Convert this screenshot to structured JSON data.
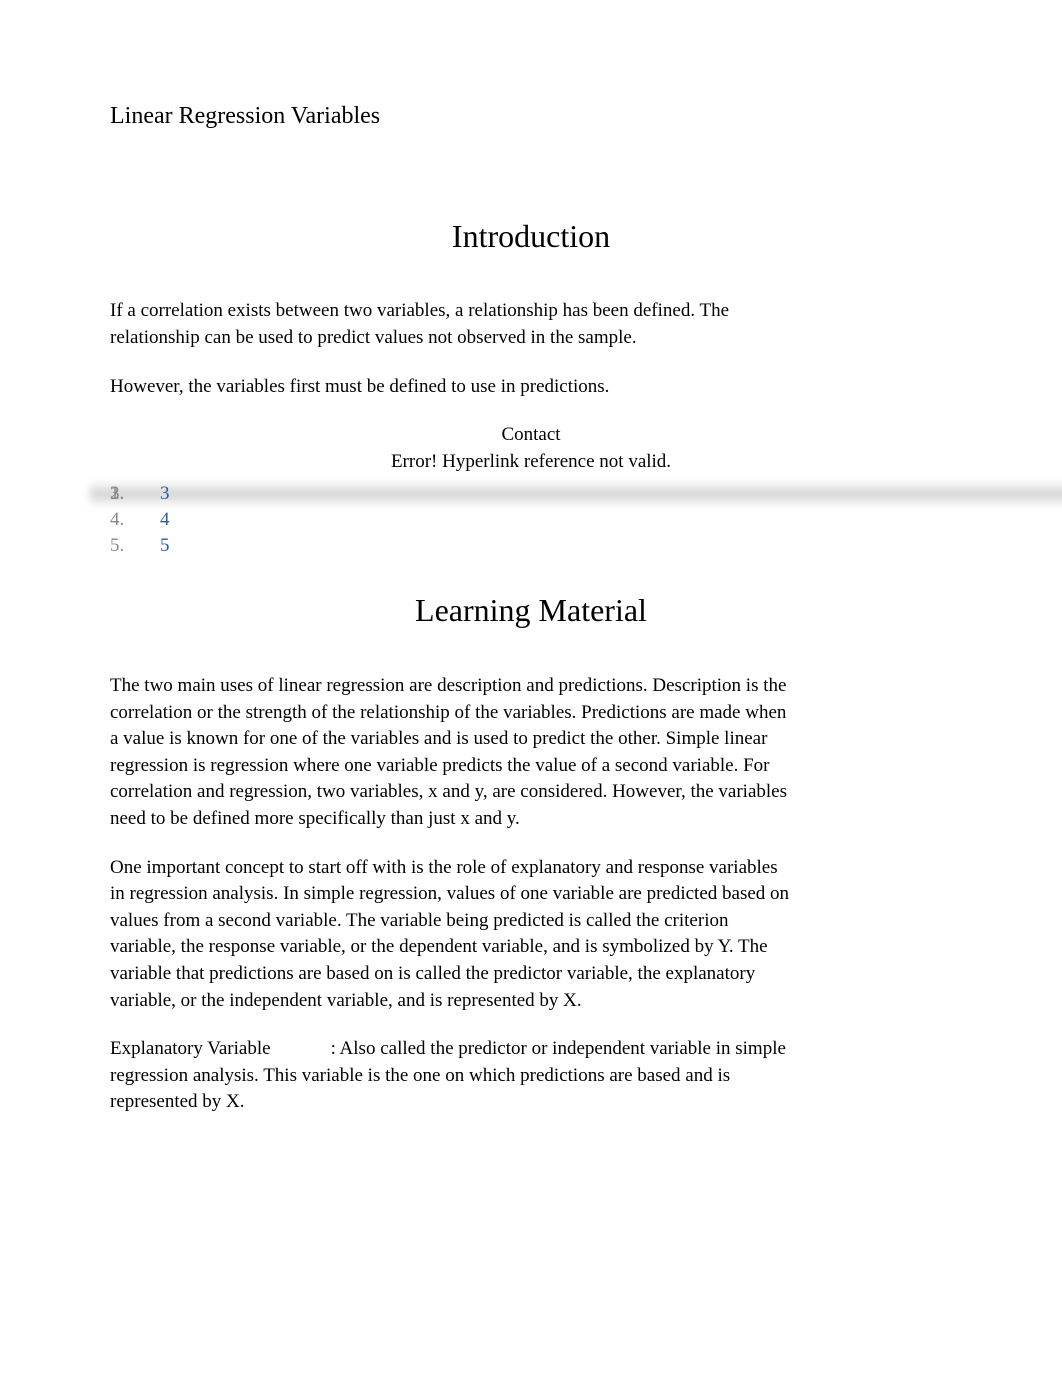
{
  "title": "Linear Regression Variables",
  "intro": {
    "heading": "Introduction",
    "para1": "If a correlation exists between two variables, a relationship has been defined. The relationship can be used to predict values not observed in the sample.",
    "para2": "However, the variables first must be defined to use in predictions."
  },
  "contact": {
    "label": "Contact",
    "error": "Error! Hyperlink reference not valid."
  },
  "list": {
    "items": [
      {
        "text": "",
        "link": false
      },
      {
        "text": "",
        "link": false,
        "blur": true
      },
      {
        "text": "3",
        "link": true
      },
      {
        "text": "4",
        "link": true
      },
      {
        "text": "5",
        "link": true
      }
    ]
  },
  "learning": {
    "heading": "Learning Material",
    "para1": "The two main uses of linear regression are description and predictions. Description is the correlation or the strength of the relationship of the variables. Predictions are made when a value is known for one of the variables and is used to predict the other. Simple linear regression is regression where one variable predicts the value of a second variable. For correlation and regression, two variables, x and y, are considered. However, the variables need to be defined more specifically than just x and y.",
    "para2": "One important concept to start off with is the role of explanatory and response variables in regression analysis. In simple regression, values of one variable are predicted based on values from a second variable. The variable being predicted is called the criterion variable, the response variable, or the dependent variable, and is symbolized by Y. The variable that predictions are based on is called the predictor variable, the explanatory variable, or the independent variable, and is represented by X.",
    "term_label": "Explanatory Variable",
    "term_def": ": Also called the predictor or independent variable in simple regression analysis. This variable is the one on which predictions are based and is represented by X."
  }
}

※ ※ ※

Description of the task: Transcribe each line above verbatim, with the pictures left out.

Solution to this problem:
Convert this screenshot to structured JSON data.
{
  "title": "Linear Regression Variables",
  "intro": {
    "heading": "Introduction",
    "para1": "If a correlation exists between two variables, a relationship has been defined. The relationship can be used to predict values not observed in the sample.",
    "para2": "However, the variables first must be defined to use in predictions."
  },
  "contact": {
    "label": "Contact",
    "error": "Error! Hyperlink reference not valid."
  },
  "list": {
    "items": [
      {
        "text": "",
        "link": false
      },
      {
        "text": "",
        "link": false,
        "blur": true
      },
      {
        "text": "3",
        "link": true
      },
      {
        "text": "4",
        "link": true
      },
      {
        "text": "5",
        "link": true
      }
    ]
  },
  "learning": {
    "heading": "Learning Material",
    "para1": "The two main uses of linear regression are description and predictions. Description is the correlation or the strength of the relationship of the variables. Predictions are made when a value is known for one of the variables and is used to predict the other. Simple linear regression is regression where one variable predicts the value of a second variable. For correlation and regression, two variables, x and y, are considered. However, the variables need to be defined more specifically than just x and y.",
    "para2": "One important concept to start off with is the role of explanatory and response variables in regression analysis. In simple regression, values of one variable are predicted based on values from a second variable. The variable being predicted is called the criterion variable, the response variable, or the dependent variable, and is symbolized by Y. The variable that predictions are based on is called the predictor variable, the explanatory variable, or the independent variable, and is represented by X.",
    "term_label": "Explanatory Variable",
    "term_def": ": Also called the predictor or independent variable in simple regression analysis. This variable is the one on which predictions are based and is represented by X."
  }
}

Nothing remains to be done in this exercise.